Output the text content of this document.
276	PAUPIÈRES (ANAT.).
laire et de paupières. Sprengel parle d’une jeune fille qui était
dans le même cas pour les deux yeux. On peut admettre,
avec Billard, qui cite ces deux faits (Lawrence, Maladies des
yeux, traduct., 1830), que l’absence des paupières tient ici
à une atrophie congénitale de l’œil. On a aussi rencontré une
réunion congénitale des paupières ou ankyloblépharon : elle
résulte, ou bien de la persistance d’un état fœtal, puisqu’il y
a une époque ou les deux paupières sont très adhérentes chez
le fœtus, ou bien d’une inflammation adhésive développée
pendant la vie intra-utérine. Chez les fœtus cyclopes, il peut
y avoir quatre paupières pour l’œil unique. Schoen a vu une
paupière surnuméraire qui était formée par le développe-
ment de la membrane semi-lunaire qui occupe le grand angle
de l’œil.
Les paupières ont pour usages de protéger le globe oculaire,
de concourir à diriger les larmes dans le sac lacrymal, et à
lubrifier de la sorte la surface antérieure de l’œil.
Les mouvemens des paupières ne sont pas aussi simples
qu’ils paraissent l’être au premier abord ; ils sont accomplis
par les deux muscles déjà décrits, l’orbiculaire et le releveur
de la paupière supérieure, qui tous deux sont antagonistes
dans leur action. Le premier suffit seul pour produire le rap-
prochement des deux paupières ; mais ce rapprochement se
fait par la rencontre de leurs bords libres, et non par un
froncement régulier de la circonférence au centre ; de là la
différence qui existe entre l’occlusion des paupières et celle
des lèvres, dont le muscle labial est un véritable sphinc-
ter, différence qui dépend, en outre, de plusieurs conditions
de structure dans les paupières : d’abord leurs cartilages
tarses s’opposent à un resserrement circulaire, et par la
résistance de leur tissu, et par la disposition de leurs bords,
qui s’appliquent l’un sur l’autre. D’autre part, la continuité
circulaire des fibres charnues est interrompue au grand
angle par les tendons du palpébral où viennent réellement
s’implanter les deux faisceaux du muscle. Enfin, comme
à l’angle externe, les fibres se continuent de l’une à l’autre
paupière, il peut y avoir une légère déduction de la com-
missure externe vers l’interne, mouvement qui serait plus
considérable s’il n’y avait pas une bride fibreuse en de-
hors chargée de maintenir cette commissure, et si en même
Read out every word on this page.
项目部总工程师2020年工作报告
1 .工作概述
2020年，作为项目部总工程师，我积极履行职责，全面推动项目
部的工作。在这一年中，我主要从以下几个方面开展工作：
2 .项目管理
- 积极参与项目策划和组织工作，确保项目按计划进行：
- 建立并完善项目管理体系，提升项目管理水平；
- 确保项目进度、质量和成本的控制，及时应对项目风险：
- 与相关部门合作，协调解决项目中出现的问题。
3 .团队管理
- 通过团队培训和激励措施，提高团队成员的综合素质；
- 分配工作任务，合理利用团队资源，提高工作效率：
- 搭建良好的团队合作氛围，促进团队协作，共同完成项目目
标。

*****

**Task goal**: Among the lines of the data above, determine how many contain the word "abord". Report the number alone.

**Final result**: 2